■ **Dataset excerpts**

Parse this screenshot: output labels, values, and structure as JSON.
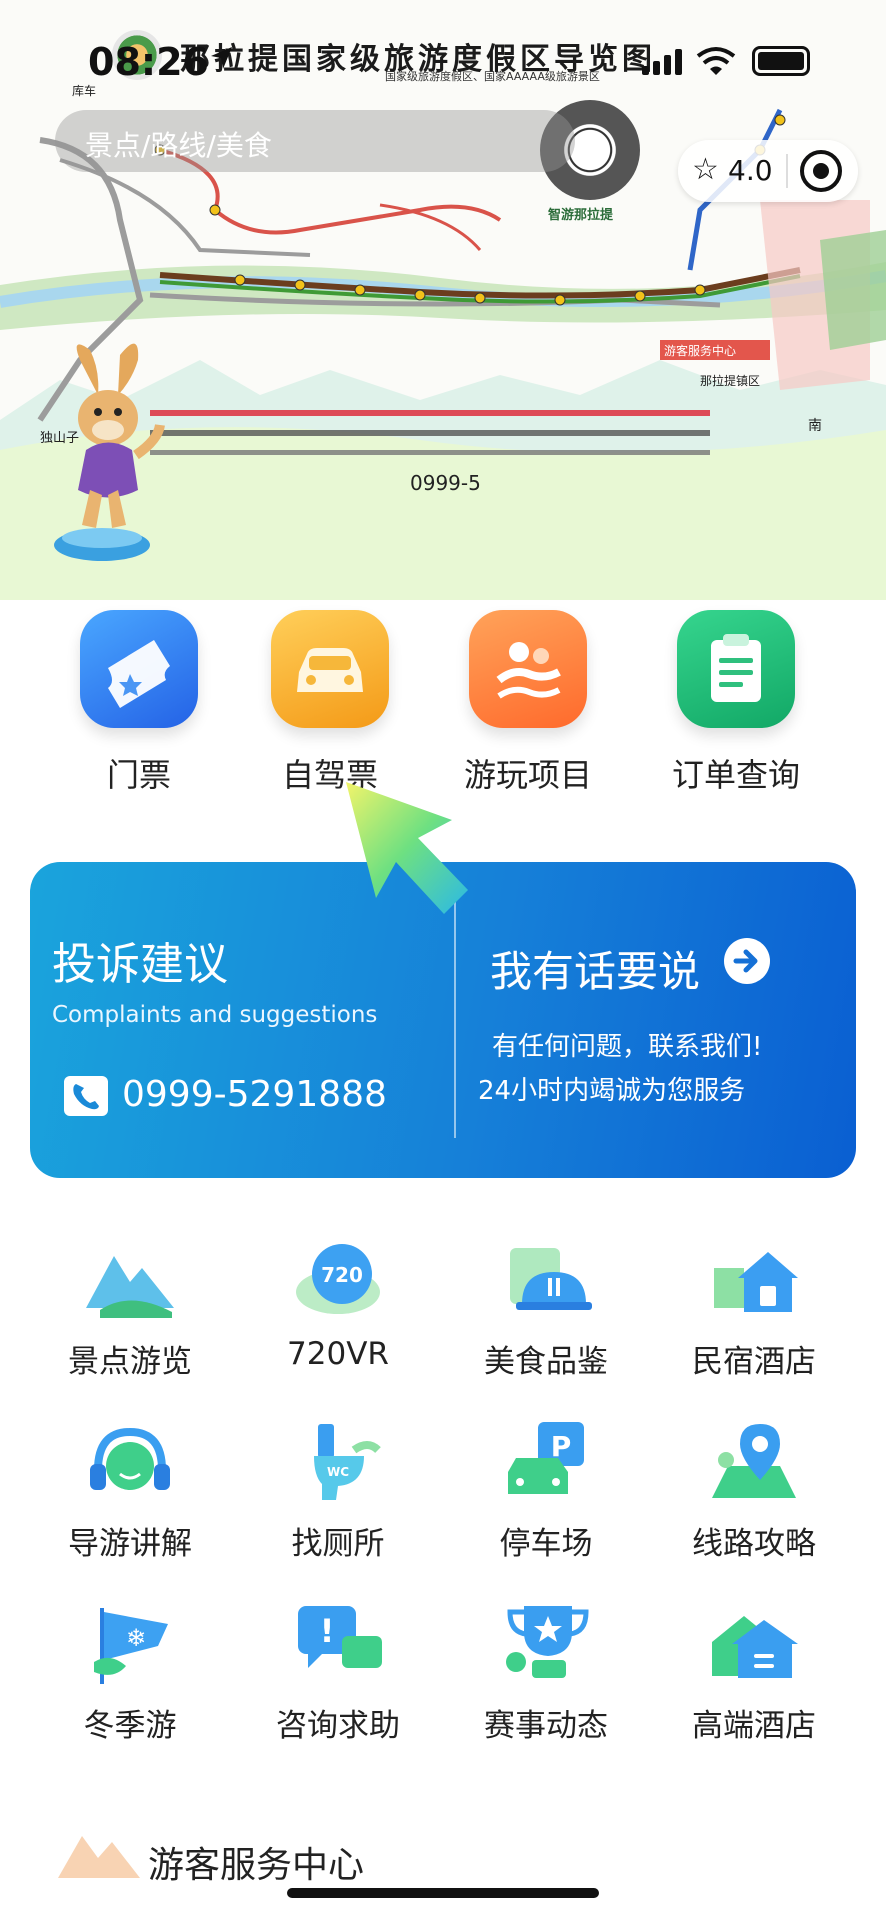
{
  "status_bar": {
    "time": "08:26"
  },
  "map": {
    "title": "那拉提国家级旅游度假区导览图",
    "subtitle": "国家级旅游度假区、国家AAAAA级旅游景区",
    "qr_label": "智游那拉提",
    "station_labels": [
      "库车",
      "游客服务中心",
      "独山子",
      "那拉提镇区",
      "南"
    ],
    "phone_text": "0999-5"
  },
  "search": {
    "placeholder": "景点/路线/美食"
  },
  "rating": {
    "value": "4.0"
  },
  "main_menu": [
    {
      "label": "门票",
      "icon": "ticket-icon"
    },
    {
      "label": "自驾票",
      "icon": "car-icon"
    },
    {
      "label": "游玩项目",
      "icon": "rafting-icon"
    },
    {
      "label": "订单查询",
      "icon": "clipboard-icon"
    }
  ],
  "banner": {
    "title": "投诉建议",
    "subtitle": "Complaints and suggestions",
    "phone": "0999-5291888",
    "cta": "我有话要说",
    "desc1": "有任何问题，联系我们!",
    "desc2": "24小时内竭诚为您服务"
  },
  "services": [
    {
      "label": "景点游览",
      "icon": "mountain-icon"
    },
    {
      "label": "720VR",
      "icon": "vr-720-icon"
    },
    {
      "label": "美食品鉴",
      "icon": "food-cloche-icon"
    },
    {
      "label": "民宿酒店",
      "icon": "house-icon"
    },
    {
      "label": "导游讲解",
      "icon": "headphones-icon"
    },
    {
      "label": "找厕所",
      "icon": "toilet-icon"
    },
    {
      "label": "停车场",
      "icon": "parking-icon"
    },
    {
      "label": "线路攻略",
      "icon": "map-pin-icon"
    },
    {
      "label": "冬季游",
      "icon": "snowflake-flag-icon"
    },
    {
      "label": "咨询求助",
      "icon": "chat-bubble-icon"
    },
    {
      "label": "赛事动态",
      "icon": "trophy-icon"
    },
    {
      "label": "高端酒店",
      "icon": "hotel-icon"
    }
  ],
  "section": {
    "title": "游客服务中心"
  },
  "colors": {
    "accent_blue": "#1680d8",
    "ticket_blue": "#2f7df0",
    "car_orange": "#f7a21b",
    "rafting_orange": "#ff7a3d",
    "order_green": "#1fbf7a"
  }
}
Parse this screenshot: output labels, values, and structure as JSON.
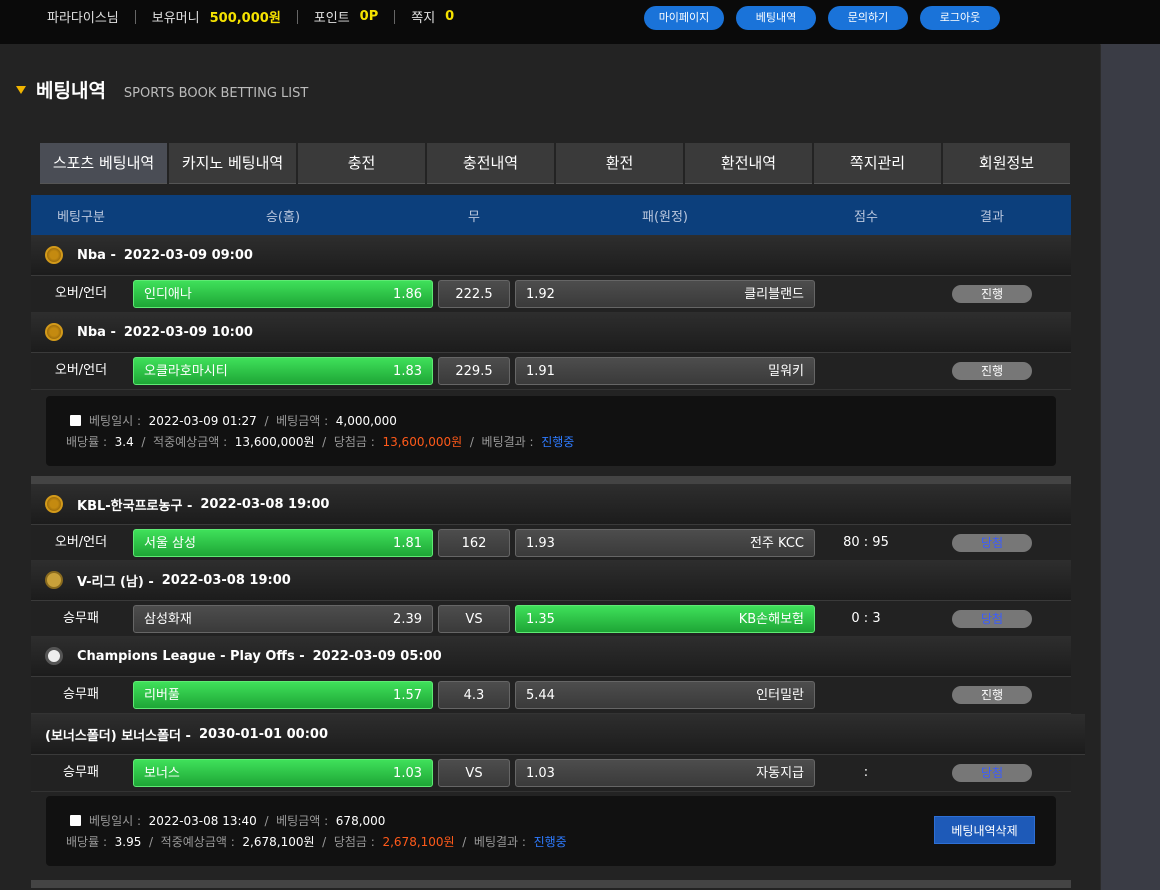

■ **Directions**
Every entry should be returned exactly as written, minus the pictures.

■ **Exercise solution**
Parse this screenshot: output labels, values, and structure as JSON.
{
  "status_bar": {
    "time": "08:26"
  },
  "map": {
    "title": "那拉提国家级旅游度假区导览图",
    "subtitle": "国家级旅游度假区、国家AAAAA级旅游景区",
    "qr_label": "智游那拉提",
    "station_labels": [
      "库车",
      "游客服务中心",
      "独山子",
      "那拉提镇区",
      "南"
    ],
    "phone_text": "0999-5"
  },
  "search": {
    "placeholder": "景点/路线/美食"
  },
  "rating": {
    "value": "4.0"
  },
  "main_menu": [
    {
      "label": "门票",
      "icon": "ticket-icon"
    },
    {
      "label": "自驾票",
      "icon": "car-icon"
    },
    {
      "label": "游玩项目",
      "icon": "rafting-icon"
    },
    {
      "label": "订单查询",
      "icon": "clipboard-icon"
    }
  ],
  "banner": {
    "title": "投诉建议",
    "subtitle": "Complaints and suggestions",
    "phone": "0999-5291888",
    "cta": "我有话要说",
    "desc1": "有任何问题，联系我们!",
    "desc2": "24小时内竭诚为您服务"
  },
  "services": [
    {
      "label": "景点游览",
      "icon": "mountain-icon"
    },
    {
      "label": "720VR",
      "icon": "vr-720-icon"
    },
    {
      "label": "美食品鉴",
      "icon": "food-cloche-icon"
    },
    {
      "label": "民宿酒店",
      "icon": "house-icon"
    },
    {
      "label": "导游讲解",
      "icon": "headphones-icon"
    },
    {
      "label": "找厕所",
      "icon": "toilet-icon"
    },
    {
      "label": "停车场",
      "icon": "parking-icon"
    },
    {
      "label": "线路攻略",
      "icon": "map-pin-icon"
    },
    {
      "label": "冬季游",
      "icon": "snowflake-flag-icon"
    },
    {
      "label": "咨询求助",
      "icon": "chat-bubble-icon"
    },
    {
      "label": "赛事动态",
      "icon": "trophy-icon"
    },
    {
      "label": "高端酒店",
      "icon": "hotel-icon"
    }
  ],
  "section": {
    "title": "游客服务中心"
  },
  "colors": {
    "accent_blue": "#1680d8",
    "ticket_blue": "#2f7df0",
    "car_orange": "#f7a21b",
    "rafting_orange": "#ff7a3d",
    "order_green": "#1fbf7a"
  }
}
Parse this screenshot: output labels, values, and structure as JSON.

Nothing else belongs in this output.